DIRECTIONS:
Locate each line below that includes "right" and reproduce it.

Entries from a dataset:
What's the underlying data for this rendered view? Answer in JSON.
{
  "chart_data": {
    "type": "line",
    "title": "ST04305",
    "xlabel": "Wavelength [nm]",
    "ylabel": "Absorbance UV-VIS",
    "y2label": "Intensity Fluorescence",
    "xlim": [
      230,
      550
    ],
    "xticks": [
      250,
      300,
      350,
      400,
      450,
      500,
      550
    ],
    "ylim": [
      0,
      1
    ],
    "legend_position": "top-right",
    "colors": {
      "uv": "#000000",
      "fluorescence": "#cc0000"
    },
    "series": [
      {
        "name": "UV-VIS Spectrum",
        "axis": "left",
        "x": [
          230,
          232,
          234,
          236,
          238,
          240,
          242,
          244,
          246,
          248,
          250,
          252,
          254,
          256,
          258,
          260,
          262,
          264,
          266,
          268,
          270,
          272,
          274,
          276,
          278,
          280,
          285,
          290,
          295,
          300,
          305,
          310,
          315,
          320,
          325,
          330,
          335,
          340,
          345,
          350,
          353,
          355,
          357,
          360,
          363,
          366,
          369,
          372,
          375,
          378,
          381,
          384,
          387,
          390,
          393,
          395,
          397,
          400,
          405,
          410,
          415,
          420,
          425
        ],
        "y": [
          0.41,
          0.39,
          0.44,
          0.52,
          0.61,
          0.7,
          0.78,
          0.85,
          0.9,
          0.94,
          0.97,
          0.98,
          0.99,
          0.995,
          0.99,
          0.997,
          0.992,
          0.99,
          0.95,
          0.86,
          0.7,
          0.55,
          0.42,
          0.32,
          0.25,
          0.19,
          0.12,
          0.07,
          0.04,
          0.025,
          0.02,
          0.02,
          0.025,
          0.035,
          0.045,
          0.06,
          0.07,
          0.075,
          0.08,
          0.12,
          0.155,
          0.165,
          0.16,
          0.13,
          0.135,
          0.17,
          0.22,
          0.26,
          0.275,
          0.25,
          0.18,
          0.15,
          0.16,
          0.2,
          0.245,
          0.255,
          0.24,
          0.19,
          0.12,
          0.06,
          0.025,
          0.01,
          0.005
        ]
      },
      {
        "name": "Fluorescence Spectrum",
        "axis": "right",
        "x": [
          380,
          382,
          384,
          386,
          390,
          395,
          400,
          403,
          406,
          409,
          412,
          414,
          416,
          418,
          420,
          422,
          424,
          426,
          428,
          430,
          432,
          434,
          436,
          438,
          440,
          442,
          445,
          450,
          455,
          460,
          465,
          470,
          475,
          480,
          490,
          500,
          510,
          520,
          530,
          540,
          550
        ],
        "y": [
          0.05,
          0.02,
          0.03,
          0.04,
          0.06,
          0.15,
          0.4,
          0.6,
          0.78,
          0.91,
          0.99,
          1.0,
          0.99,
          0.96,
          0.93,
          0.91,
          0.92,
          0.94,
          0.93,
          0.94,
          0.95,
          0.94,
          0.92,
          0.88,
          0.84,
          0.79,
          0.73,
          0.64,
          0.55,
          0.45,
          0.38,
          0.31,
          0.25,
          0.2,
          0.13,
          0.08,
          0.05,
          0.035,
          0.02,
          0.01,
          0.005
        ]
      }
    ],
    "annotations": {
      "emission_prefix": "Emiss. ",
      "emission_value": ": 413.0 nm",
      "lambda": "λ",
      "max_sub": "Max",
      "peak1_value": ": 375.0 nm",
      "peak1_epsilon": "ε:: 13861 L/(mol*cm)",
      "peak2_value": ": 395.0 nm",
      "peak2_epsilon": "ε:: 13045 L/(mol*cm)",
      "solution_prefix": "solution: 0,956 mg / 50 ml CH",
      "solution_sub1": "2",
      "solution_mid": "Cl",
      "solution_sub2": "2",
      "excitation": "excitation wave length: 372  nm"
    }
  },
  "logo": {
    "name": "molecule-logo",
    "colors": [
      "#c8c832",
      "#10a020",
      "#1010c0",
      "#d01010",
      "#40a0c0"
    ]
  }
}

WRITTEN SOLUTION:
    "legend_position": "top-right",
        "axis": "right",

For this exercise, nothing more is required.